Required task:
Go through the listing below and list every line with "BEst".

Stored data:
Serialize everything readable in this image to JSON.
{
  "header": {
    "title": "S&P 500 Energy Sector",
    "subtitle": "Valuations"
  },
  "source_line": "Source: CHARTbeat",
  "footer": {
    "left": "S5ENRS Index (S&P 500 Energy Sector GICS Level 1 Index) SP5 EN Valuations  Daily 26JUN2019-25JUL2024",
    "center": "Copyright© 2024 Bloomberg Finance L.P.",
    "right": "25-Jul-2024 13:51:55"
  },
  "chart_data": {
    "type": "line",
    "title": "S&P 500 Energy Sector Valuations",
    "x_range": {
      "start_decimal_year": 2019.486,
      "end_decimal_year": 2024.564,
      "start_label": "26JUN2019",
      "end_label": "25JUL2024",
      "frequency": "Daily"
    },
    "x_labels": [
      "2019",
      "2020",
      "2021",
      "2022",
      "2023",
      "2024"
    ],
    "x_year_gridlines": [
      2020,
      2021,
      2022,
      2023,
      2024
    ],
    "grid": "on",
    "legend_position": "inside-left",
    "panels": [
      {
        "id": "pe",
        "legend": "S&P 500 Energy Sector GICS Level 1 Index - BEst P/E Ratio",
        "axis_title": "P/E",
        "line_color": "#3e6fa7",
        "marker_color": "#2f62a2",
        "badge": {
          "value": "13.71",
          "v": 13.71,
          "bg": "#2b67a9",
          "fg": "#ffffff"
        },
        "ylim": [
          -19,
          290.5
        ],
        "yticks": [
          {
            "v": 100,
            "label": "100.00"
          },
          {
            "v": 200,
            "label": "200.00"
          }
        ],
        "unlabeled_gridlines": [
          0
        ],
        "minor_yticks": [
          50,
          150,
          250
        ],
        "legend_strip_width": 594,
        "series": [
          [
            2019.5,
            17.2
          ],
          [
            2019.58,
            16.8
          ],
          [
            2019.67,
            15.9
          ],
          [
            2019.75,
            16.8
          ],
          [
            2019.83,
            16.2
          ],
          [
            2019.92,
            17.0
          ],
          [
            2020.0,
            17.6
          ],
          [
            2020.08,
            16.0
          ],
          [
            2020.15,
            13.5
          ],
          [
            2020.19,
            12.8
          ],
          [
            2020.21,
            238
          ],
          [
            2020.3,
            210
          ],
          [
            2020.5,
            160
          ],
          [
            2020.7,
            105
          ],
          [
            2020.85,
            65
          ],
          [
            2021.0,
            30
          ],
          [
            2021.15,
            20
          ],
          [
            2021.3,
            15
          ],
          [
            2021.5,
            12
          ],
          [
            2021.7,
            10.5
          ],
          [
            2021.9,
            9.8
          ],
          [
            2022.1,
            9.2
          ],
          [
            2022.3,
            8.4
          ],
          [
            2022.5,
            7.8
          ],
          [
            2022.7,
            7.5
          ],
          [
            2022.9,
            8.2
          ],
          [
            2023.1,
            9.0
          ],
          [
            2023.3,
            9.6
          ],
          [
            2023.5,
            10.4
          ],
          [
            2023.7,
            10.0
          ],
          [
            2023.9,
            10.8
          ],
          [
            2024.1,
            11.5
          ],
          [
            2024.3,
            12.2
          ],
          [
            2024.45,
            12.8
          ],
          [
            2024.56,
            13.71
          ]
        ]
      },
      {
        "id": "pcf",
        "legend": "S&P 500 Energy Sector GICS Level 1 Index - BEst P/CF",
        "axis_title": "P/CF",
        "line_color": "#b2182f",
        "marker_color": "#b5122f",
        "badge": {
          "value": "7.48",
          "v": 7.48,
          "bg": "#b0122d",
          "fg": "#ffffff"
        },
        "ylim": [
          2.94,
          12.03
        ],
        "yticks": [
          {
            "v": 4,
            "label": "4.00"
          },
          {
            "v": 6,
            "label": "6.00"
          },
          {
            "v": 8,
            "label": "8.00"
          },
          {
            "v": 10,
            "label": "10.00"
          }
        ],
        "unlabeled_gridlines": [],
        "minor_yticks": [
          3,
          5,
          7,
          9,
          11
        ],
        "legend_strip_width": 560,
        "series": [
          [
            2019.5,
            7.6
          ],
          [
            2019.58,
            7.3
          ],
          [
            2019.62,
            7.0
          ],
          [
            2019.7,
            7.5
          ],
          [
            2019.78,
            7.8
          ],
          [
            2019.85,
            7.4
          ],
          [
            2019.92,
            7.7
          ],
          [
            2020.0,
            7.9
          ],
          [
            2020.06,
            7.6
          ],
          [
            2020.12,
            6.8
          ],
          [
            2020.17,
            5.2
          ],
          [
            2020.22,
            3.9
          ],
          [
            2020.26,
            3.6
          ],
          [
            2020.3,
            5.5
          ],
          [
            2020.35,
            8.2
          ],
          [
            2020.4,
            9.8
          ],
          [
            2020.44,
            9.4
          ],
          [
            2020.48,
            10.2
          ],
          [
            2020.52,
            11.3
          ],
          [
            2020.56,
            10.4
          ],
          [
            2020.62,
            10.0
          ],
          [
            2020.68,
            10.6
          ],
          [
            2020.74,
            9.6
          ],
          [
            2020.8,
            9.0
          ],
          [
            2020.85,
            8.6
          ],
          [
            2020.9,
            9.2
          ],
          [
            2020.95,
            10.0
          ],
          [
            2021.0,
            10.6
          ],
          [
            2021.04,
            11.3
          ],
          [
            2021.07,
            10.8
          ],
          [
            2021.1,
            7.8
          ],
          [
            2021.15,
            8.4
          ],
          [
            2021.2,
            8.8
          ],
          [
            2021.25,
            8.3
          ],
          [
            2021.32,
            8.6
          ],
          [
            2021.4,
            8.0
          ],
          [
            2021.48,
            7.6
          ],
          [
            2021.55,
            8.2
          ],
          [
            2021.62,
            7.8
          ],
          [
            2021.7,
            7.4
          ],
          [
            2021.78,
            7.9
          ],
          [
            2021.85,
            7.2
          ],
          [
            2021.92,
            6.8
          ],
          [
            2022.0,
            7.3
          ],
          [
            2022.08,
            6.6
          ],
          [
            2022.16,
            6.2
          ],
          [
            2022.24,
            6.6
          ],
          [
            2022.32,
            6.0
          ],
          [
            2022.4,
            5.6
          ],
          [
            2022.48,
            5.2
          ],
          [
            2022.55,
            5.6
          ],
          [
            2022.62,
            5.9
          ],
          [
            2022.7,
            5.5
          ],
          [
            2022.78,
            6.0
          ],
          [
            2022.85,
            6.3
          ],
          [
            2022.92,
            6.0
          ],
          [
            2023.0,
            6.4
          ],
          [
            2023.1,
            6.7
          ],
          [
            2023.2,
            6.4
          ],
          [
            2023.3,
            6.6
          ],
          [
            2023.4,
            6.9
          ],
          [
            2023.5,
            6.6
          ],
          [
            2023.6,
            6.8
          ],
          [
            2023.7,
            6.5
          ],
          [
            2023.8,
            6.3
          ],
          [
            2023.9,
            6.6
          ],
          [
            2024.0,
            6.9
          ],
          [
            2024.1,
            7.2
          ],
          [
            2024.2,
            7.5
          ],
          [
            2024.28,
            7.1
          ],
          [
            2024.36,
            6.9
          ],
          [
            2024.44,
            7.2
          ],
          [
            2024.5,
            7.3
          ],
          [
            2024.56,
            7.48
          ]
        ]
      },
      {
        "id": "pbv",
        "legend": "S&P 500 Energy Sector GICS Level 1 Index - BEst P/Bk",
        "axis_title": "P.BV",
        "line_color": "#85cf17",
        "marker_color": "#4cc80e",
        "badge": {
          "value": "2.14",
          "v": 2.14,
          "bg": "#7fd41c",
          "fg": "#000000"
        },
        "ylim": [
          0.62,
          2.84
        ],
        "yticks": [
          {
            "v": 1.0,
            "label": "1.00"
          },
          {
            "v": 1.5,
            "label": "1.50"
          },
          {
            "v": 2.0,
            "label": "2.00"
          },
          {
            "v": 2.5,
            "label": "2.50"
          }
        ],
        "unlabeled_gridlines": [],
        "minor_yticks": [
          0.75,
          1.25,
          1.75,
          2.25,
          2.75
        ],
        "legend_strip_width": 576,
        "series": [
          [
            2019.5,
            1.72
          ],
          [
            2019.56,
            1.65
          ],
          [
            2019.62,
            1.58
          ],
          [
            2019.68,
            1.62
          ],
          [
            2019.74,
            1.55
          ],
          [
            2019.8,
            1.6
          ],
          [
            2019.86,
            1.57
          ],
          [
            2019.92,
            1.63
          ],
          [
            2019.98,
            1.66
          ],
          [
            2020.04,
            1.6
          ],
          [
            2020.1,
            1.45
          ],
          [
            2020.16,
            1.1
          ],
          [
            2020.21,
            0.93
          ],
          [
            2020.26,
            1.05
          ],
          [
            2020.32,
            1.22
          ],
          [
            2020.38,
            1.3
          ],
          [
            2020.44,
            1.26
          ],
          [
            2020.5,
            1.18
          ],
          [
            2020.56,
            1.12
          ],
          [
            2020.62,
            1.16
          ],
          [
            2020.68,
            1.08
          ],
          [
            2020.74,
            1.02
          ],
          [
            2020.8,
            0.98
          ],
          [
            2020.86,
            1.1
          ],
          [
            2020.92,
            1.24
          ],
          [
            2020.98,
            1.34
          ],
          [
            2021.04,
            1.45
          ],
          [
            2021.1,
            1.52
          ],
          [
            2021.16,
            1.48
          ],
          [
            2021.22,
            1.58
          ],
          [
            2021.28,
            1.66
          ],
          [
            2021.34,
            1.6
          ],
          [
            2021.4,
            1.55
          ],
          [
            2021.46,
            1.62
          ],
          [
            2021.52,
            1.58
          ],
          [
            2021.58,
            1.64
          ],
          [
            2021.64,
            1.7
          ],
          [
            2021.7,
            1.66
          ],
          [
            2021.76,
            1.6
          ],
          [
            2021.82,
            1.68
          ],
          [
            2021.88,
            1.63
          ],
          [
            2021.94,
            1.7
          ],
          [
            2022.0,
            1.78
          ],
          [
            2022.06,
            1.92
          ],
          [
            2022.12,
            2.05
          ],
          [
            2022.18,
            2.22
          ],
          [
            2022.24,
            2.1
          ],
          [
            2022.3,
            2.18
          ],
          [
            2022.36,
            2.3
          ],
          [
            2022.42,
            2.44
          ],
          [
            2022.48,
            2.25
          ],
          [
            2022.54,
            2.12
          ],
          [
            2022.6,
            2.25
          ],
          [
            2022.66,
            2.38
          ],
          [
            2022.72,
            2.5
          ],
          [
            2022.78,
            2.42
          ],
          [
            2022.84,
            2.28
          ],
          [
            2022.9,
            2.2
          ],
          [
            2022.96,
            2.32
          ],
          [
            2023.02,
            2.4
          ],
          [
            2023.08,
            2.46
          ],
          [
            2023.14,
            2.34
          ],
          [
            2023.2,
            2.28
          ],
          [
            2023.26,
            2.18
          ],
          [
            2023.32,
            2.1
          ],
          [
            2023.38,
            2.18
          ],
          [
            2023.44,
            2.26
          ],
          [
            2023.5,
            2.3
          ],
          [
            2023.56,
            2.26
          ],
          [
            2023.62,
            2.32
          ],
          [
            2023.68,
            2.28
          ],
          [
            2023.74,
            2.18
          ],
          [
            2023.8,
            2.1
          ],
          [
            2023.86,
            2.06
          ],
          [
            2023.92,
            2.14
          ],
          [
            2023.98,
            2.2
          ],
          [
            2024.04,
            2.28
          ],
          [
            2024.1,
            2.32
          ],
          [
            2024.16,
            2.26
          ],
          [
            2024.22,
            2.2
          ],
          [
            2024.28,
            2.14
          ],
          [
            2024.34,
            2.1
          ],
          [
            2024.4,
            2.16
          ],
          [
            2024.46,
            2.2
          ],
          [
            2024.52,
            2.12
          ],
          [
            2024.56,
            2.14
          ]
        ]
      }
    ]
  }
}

Solution to this task:
        "legend": "S&P 500 Energy Sector GICS Level 1 Index - BEst P/E Ratio",
        "legend": "S&P 500 Energy Sector GICS Level 1 Index - BEst P/CF",
        "legend": "S&P 500 Energy Sector GICS Level 1 Index - BEst P/Bk",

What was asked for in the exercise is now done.